WRITTEN EXERCISE – Reproduce all the lines below exactly and omit the images.

==== RECORDS SHOWN ====

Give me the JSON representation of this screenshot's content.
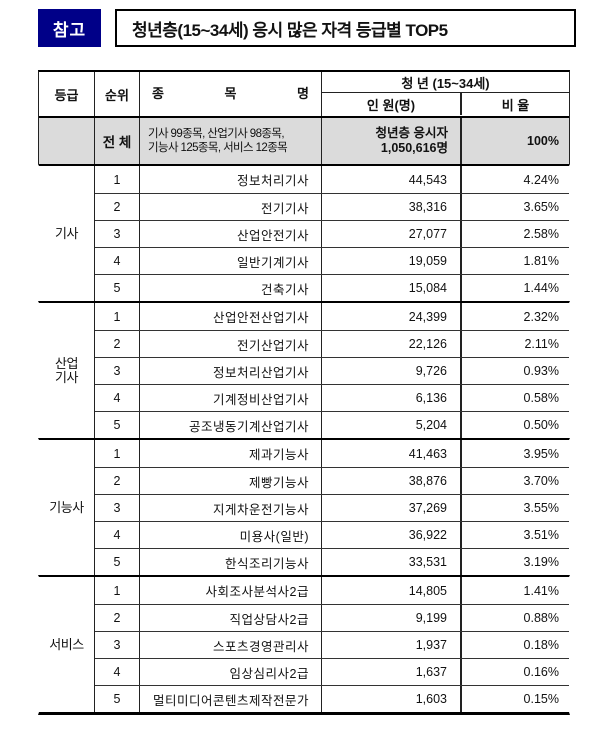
{
  "header": {
    "badge": "참고",
    "title": "청년층(15~34세) 응시 많은 자격 등급별 TOP5"
  },
  "colors": {
    "badge_bg": "#000088",
    "badge_text": "#ffffff",
    "total_row_bg": "#dbdbdb",
    "border": "#000000"
  },
  "table": {
    "columns": {
      "grade": "등급",
      "rank": "순위",
      "subject": "종 목 명",
      "youth_group": "청 년 (15~34세)",
      "count": "인 원(명)",
      "ratio": "비 율"
    },
    "total": {
      "rank": "전 체",
      "subject_line1": "기사 99종목, 산업기사 98종목,",
      "subject_line2": "기능사 125종목, 서비스 12종목",
      "count_line1": "청년층 응시자",
      "count_line2": "1,050,616명",
      "ratio": "100%"
    },
    "sections": [
      {
        "grade": "기사",
        "grade_lines": [
          "기사"
        ],
        "rows": [
          {
            "rank": "1",
            "subject": "정보처리기사",
            "count": "44,543",
            "ratio": "4.24%"
          },
          {
            "rank": "2",
            "subject": "전기기사",
            "count": "38,316",
            "ratio": "3.65%"
          },
          {
            "rank": "3",
            "subject": "산업안전기사",
            "count": "27,077",
            "ratio": "2.58%"
          },
          {
            "rank": "4",
            "subject": "일반기계기사",
            "count": "19,059",
            "ratio": "1.81%"
          },
          {
            "rank": "5",
            "subject": "건축기사",
            "count": "15,084",
            "ratio": "1.44%"
          }
        ]
      },
      {
        "grade": "산업기사",
        "grade_lines": [
          "산업",
          "기사"
        ],
        "rows": [
          {
            "rank": "1",
            "subject": "산업안전산업기사",
            "count": "24,399",
            "ratio": "2.32%"
          },
          {
            "rank": "2",
            "subject": "전기산업기사",
            "count": "22,126",
            "ratio": "2.11%"
          },
          {
            "rank": "3",
            "subject": "정보처리산업기사",
            "count": "9,726",
            "ratio": "0.93%"
          },
          {
            "rank": "4",
            "subject": "기계정비산업기사",
            "count": "6,136",
            "ratio": "0.58%"
          },
          {
            "rank": "5",
            "subject": "공조냉동기계산업기사",
            "count": "5,204",
            "ratio": "0.50%"
          }
        ]
      },
      {
        "grade": "기능사",
        "grade_lines": [
          "기능사"
        ],
        "rows": [
          {
            "rank": "1",
            "subject": "제과기능사",
            "count": "41,463",
            "ratio": "3.95%"
          },
          {
            "rank": "2",
            "subject": "제빵기능사",
            "count": "38,876",
            "ratio": "3.70%"
          },
          {
            "rank": "3",
            "subject": "지게차운전기능사",
            "count": "37,269",
            "ratio": "3.55%"
          },
          {
            "rank": "4",
            "subject": "미용사(일반)",
            "count": "36,922",
            "ratio": "3.51%"
          },
          {
            "rank": "5",
            "subject": "한식조리기능사",
            "count": "33,531",
            "ratio": "3.19%"
          }
        ]
      },
      {
        "grade": "서비스",
        "grade_lines": [
          "서비스"
        ],
        "rows": [
          {
            "rank": "1",
            "subject": "사회조사분석사2급",
            "count": "14,805",
            "ratio": "1.41%"
          },
          {
            "rank": "2",
            "subject": "직업상담사2급",
            "count": "9,199",
            "ratio": "0.88%"
          },
          {
            "rank": "3",
            "subject": "스포츠경영관리사",
            "count": "1,937",
            "ratio": "0.18%"
          },
          {
            "rank": "4",
            "subject": "임상심리사2급",
            "count": "1,637",
            "ratio": "0.16%"
          },
          {
            "rank": "5",
            "subject": "멀티미디어콘텐츠제작전문가",
            "count": "1,603",
            "ratio": "0.15%"
          }
        ]
      }
    ]
  }
}
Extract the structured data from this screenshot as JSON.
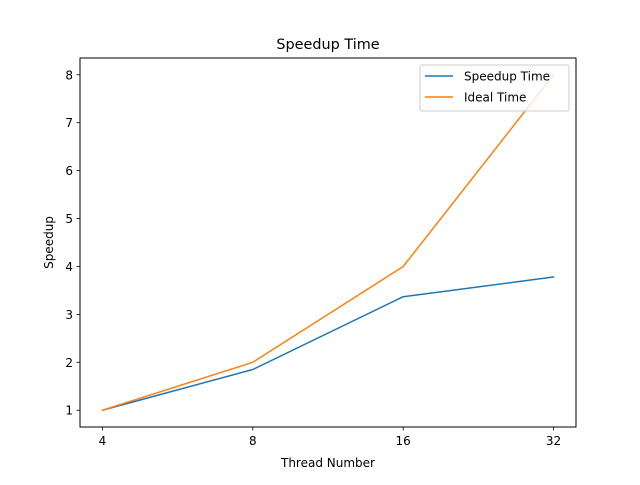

====

WRITTEN RESPONSE –
Give me the JSON representation of this screenshot's content.
{
  "header": {
    "badge": "참고",
    "title": "청년층(15~34세) 응시 많은 자격 등급별 TOP5"
  },
  "colors": {
    "badge_bg": "#000088",
    "badge_text": "#ffffff",
    "total_row_bg": "#dbdbdb",
    "border": "#000000"
  },
  "table": {
    "columns": {
      "grade": "등급",
      "rank": "순위",
      "subject": "종 목 명",
      "youth_group": "청 년 (15~34세)",
      "count": "인 원(명)",
      "ratio": "비 율"
    },
    "total": {
      "rank": "전 체",
      "subject_line1": "기사 99종목, 산업기사 98종목,",
      "subject_line2": "기능사 125종목, 서비스 12종목",
      "count_line1": "청년층 응시자",
      "count_line2": "1,050,616명",
      "ratio": "100%"
    },
    "sections": [
      {
        "grade": "기사",
        "grade_lines": [
          "기사"
        ],
        "rows": [
          {
            "rank": "1",
            "subject": "정보처리기사",
            "count": "44,543",
            "ratio": "4.24%"
          },
          {
            "rank": "2",
            "subject": "전기기사",
            "count": "38,316",
            "ratio": "3.65%"
          },
          {
            "rank": "3",
            "subject": "산업안전기사",
            "count": "27,077",
            "ratio": "2.58%"
          },
          {
            "rank": "4",
            "subject": "일반기계기사",
            "count": "19,059",
            "ratio": "1.81%"
          },
          {
            "rank": "5",
            "subject": "건축기사",
            "count": "15,084",
            "ratio": "1.44%"
          }
        ]
      },
      {
        "grade": "산업기사",
        "grade_lines": [
          "산업",
          "기사"
        ],
        "rows": [
          {
            "rank": "1",
            "subject": "산업안전산업기사",
            "count": "24,399",
            "ratio": "2.32%"
          },
          {
            "rank": "2",
            "subject": "전기산업기사",
            "count": "22,126",
            "ratio": "2.11%"
          },
          {
            "rank": "3",
            "subject": "정보처리산업기사",
            "count": "9,726",
            "ratio": "0.93%"
          },
          {
            "rank": "4",
            "subject": "기계정비산업기사",
            "count": "6,136",
            "ratio": "0.58%"
          },
          {
            "rank": "5",
            "subject": "공조냉동기계산업기사",
            "count": "5,204",
            "ratio": "0.50%"
          }
        ]
      },
      {
        "grade": "기능사",
        "grade_lines": [
          "기능사"
        ],
        "rows": [
          {
            "rank": "1",
            "subject": "제과기능사",
            "count": "41,463",
            "ratio": "3.95%"
          },
          {
            "rank": "2",
            "subject": "제빵기능사",
            "count": "38,876",
            "ratio": "3.70%"
          },
          {
            "rank": "3",
            "subject": "지게차운전기능사",
            "count": "37,269",
            "ratio": "3.55%"
          },
          {
            "rank": "4",
            "subject": "미용사(일반)",
            "count": "36,922",
            "ratio": "3.51%"
          },
          {
            "rank": "5",
            "subject": "한식조리기능사",
            "count": "33,531",
            "ratio": "3.19%"
          }
        ]
      },
      {
        "grade": "서비스",
        "grade_lines": [
          "서비스"
        ],
        "rows": [
          {
            "rank": "1",
            "subject": "사회조사분석사2급",
            "count": "14,805",
            "ratio": "1.41%"
          },
          {
            "rank": "2",
            "subject": "직업상담사2급",
            "count": "9,199",
            "ratio": "0.88%"
          },
          {
            "rank": "3",
            "subject": "스포츠경영관리사",
            "count": "1,937",
            "ratio": "0.18%"
          },
          {
            "rank": "4",
            "subject": "임상심리사2급",
            "count": "1,637",
            "ratio": "0.16%"
          },
          {
            "rank": "5",
            "subject": "멀티미디어콘텐츠제작전문가",
            "count": "1,603",
            "ratio": "0.15%"
          }
        ]
      }
    ]
  }
}
Extract the structured data from this screenshot as JSON.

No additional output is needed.